== DATASET
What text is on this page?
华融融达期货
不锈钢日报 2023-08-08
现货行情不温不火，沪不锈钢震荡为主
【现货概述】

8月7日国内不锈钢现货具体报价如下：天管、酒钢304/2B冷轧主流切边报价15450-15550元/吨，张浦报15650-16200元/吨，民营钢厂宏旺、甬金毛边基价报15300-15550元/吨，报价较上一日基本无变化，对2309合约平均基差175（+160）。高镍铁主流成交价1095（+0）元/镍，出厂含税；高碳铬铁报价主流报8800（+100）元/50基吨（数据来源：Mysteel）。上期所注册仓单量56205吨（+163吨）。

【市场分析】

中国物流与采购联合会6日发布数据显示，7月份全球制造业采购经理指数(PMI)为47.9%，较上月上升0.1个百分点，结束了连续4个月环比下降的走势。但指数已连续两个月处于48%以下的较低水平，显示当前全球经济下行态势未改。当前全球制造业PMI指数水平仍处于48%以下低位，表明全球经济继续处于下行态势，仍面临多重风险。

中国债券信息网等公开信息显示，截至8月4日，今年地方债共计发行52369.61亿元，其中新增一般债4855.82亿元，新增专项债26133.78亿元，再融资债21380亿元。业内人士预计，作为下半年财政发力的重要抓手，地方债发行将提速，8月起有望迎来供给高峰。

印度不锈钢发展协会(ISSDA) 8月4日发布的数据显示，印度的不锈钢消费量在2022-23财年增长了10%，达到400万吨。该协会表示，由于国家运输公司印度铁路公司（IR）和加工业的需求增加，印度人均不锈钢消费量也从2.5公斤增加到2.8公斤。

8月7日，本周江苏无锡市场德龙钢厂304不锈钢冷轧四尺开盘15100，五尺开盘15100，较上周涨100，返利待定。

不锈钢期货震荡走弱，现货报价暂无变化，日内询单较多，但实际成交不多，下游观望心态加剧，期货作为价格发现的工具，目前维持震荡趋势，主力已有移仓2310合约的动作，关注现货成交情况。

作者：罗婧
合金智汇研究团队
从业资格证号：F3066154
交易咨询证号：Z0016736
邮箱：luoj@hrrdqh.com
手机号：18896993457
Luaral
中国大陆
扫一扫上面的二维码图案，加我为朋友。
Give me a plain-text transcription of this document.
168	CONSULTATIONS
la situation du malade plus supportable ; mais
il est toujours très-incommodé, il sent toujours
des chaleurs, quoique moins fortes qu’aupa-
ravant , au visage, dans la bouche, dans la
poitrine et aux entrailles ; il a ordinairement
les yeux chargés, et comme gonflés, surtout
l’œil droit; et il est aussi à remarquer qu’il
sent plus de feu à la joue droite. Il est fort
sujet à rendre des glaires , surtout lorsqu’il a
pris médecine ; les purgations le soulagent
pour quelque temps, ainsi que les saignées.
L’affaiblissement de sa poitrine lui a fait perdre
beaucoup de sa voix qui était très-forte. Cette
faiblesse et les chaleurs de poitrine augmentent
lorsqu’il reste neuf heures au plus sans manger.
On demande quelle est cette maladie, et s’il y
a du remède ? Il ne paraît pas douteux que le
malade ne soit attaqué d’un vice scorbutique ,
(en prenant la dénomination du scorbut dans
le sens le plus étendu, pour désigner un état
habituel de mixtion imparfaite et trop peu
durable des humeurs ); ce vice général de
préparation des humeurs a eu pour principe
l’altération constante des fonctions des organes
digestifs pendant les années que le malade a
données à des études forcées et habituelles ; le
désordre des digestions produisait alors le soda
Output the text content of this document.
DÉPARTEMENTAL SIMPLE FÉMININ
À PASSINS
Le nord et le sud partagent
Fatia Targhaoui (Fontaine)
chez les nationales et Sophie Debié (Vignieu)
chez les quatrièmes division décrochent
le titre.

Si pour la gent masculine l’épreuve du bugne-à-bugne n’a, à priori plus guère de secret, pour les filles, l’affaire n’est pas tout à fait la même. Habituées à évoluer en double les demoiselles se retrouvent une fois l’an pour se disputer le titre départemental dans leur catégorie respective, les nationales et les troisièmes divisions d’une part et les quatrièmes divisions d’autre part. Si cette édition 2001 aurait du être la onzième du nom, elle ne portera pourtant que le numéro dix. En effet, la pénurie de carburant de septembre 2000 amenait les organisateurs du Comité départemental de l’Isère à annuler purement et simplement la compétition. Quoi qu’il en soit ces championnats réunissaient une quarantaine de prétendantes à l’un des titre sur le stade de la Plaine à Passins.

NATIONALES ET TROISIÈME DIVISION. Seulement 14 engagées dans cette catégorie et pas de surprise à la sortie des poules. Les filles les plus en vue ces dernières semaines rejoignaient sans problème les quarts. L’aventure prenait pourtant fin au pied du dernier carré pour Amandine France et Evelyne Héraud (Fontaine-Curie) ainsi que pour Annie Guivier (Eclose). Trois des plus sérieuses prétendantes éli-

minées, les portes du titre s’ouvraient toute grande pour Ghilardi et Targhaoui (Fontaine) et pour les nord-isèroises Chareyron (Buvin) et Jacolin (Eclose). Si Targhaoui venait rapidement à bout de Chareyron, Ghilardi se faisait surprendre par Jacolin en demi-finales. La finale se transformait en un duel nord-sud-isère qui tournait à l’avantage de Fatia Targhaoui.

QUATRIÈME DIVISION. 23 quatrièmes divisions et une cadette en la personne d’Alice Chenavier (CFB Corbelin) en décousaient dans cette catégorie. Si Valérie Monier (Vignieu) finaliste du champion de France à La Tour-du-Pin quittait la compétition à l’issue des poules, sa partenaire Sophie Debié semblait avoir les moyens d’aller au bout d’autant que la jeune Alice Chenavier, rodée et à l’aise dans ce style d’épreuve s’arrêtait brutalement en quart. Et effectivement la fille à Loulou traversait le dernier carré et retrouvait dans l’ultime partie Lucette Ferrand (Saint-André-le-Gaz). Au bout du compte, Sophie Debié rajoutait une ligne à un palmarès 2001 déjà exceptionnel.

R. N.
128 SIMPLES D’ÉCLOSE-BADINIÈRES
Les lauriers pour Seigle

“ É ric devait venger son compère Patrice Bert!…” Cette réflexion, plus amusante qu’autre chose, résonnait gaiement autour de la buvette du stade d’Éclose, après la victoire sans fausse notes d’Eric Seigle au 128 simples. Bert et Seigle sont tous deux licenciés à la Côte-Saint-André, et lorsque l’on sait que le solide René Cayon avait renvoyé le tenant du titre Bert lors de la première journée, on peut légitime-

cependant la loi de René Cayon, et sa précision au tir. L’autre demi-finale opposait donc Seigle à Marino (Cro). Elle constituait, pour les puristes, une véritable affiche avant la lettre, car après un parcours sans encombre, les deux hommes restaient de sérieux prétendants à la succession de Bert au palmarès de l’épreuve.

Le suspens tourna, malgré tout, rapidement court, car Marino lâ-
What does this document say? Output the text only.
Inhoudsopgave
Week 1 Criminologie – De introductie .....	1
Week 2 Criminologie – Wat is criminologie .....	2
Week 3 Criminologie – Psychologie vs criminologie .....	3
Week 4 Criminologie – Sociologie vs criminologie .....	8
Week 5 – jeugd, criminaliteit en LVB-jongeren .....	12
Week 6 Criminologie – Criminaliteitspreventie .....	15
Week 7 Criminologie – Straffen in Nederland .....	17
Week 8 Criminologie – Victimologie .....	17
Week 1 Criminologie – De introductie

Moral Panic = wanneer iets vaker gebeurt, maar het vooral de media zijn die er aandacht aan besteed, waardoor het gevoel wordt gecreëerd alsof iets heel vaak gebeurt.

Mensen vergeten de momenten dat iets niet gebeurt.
====
THE PROBLEM.
Copy out each line of the data containing the string "Output".

CORRECT RESPONSE.
Output the text content of this document.
What does this document say? Output the text only.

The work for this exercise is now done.